**** Provided records ****
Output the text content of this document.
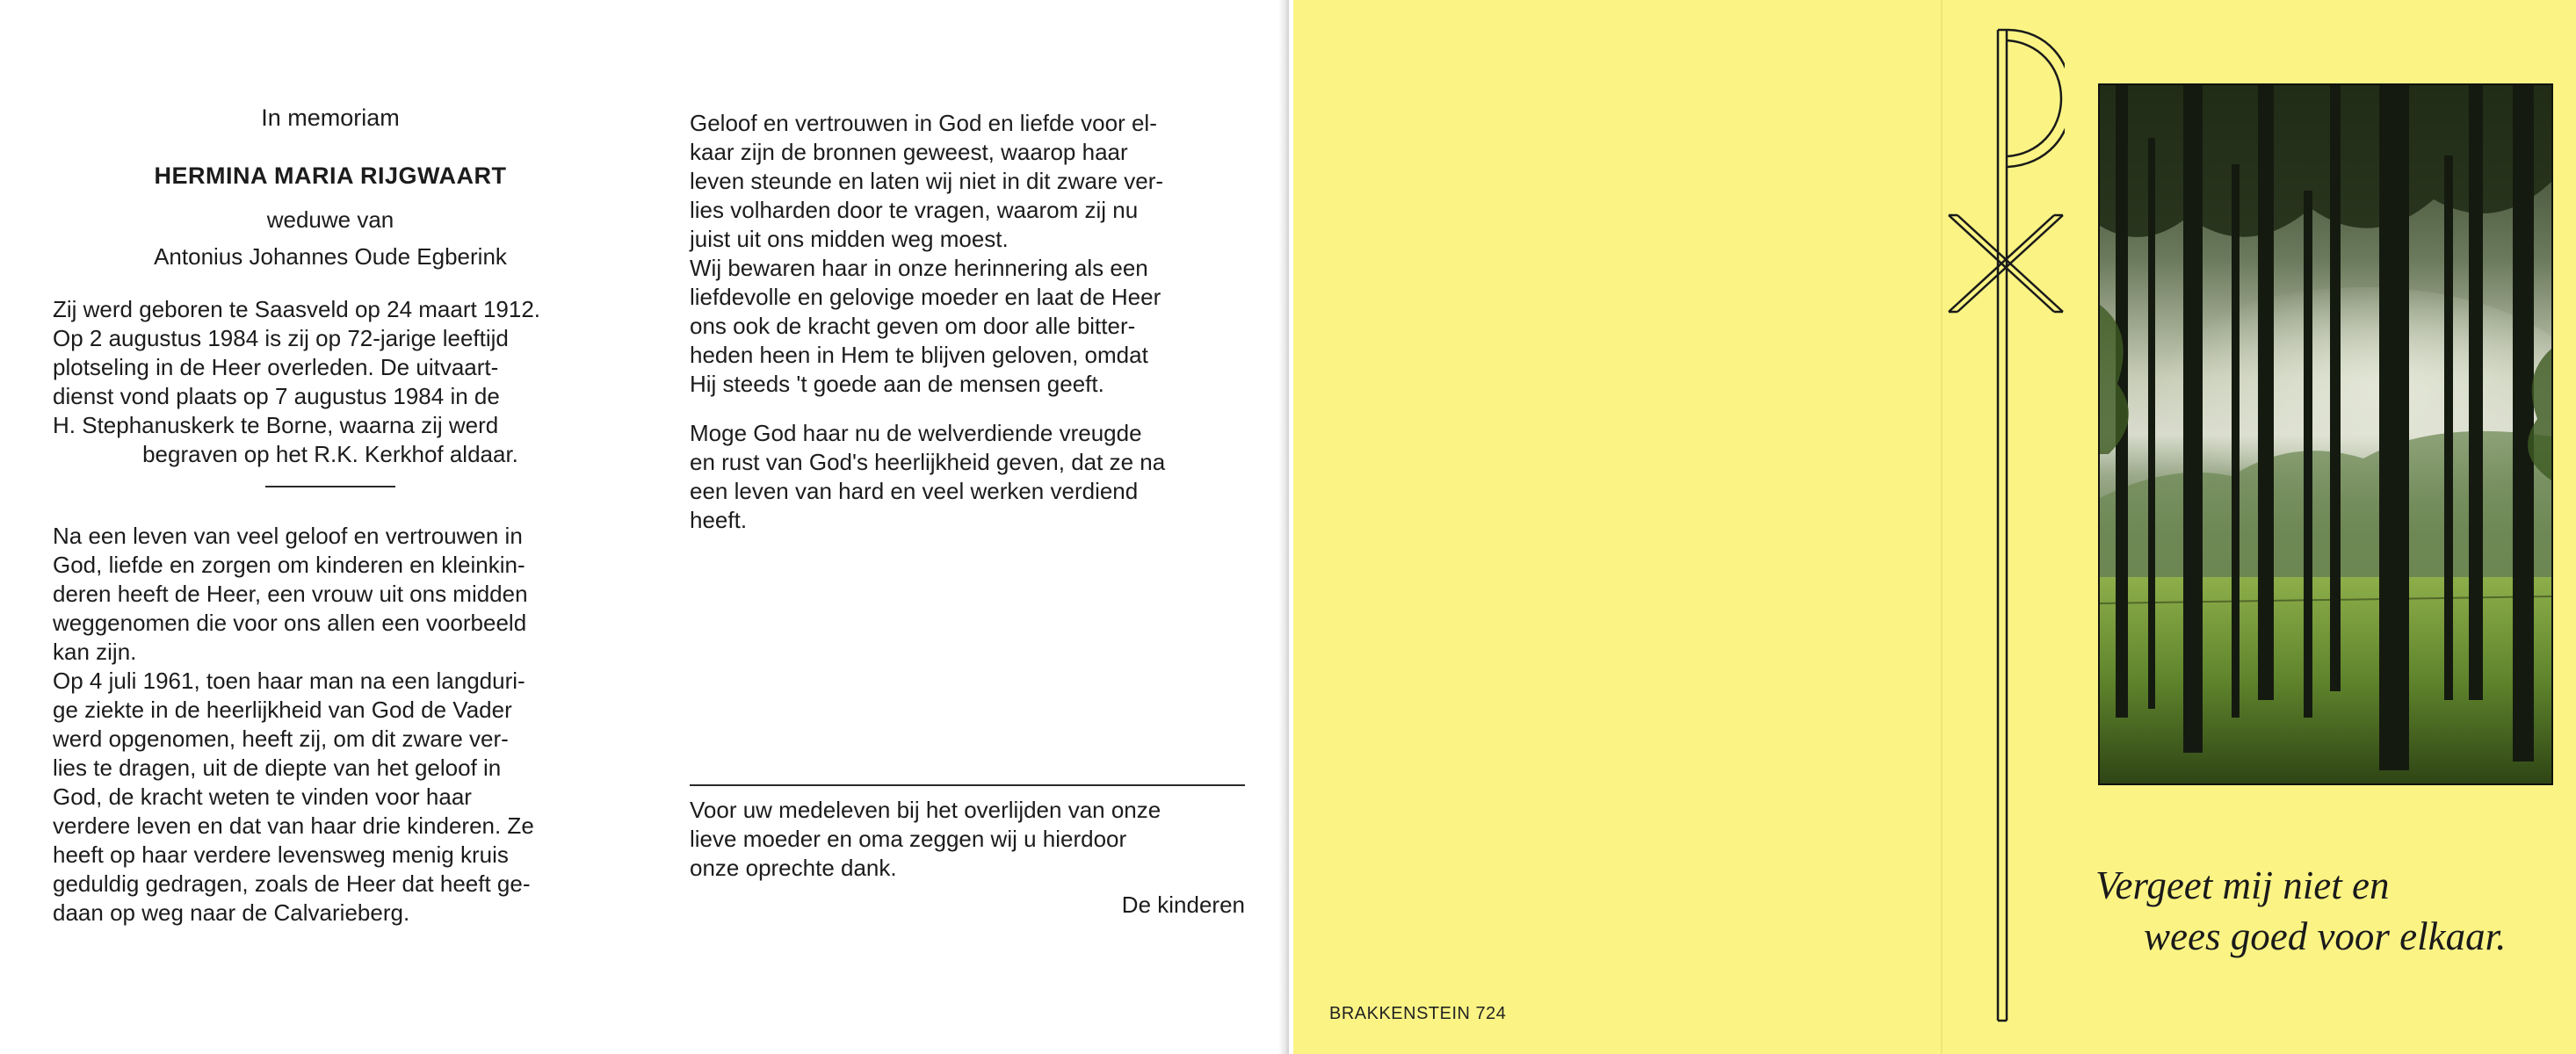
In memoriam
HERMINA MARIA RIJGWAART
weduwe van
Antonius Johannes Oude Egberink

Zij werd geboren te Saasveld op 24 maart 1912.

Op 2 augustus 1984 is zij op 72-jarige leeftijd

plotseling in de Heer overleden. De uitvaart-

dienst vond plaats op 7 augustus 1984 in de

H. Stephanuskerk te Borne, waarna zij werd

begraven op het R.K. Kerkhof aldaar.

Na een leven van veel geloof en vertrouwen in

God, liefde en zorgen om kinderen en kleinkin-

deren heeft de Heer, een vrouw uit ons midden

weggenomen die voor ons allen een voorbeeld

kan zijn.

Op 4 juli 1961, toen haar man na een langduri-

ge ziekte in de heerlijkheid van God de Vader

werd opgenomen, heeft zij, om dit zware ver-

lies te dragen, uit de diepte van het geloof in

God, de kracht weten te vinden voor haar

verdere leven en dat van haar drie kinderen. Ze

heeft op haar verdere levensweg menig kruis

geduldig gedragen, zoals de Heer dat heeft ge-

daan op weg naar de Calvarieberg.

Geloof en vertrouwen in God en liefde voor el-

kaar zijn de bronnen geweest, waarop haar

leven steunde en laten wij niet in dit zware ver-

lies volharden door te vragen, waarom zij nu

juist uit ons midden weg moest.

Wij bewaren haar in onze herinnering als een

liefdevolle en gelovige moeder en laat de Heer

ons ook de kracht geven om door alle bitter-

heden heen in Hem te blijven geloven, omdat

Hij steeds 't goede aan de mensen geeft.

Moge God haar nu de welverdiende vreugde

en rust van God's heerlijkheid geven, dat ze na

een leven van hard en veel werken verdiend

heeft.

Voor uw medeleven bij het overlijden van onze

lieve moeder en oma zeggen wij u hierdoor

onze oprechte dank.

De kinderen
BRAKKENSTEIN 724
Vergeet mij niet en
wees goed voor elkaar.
****
# [Requirement]
Copy out the entries verbatim, but skip every picture.

# [The completed task]
Output the text content of this document.
In memoriam
HERMINA MARIA RIJGWAART
weduwe van
Antonius Johannes Oude Egberink

Zij werd geboren te Saasveld op 24 maart 1912.

Op 2 augustus 1984 is zij op 72-jarige leeftijd

plotseling in de Heer overleden. De uitvaart-

dienst vond plaats op 7 augustus 1984 in de

H. Stephanuskerk te Borne, waarna zij werd

begraven op het R.K. Kerkhof aldaar.

Na een leven van veel geloof en vertrouwen in

God, liefde en zorgen om kinderen en kleinkin-

deren heeft de Heer, een vrouw uit ons midden

weggenomen die voor ons allen een voorbeeld

kan zijn.

Op 4 juli 1961, toen haar man na een langduri-

ge ziekte in de heerlijkheid van God de Vader

werd opgenomen, heeft zij, om dit zware ver-

lies te dragen, uit de diepte van het geloof in

God, de kracht weten te vinden voor haar

verdere leven en dat van haar drie kinderen. Ze

heeft op haar verdere levensweg menig kruis

geduldig gedragen, zoals de Heer dat heeft ge-

daan op weg naar de Calvarieberg.

Geloof en vertrouwen in God en liefde voor el-

kaar zijn de bronnen geweest, waarop haar

leven steunde en laten wij niet in dit zware ver-

lies volharden door te vragen, waarom zij nu

juist uit ons midden weg moest.

Wij bewaren haar in onze herinnering als een

liefdevolle en gelovige moeder en laat de Heer

ons ook de kracht geven om door alle bitter-

heden heen in Hem te blijven geloven, omdat

Hij steeds 't goede aan de mensen geeft.

Moge God haar nu de welverdiende vreugde

en rust van God's heerlijkheid geven, dat ze na

een leven van hard en veel werken verdiend

heeft.

Voor uw medeleven bij het overlijden van onze

lieve moeder en oma zeggen wij u hierdoor

onze oprechte dank.

De kinderen
BRAKKENSTEIN 724
Vergeet mij niet en
wees goed voor elkaar.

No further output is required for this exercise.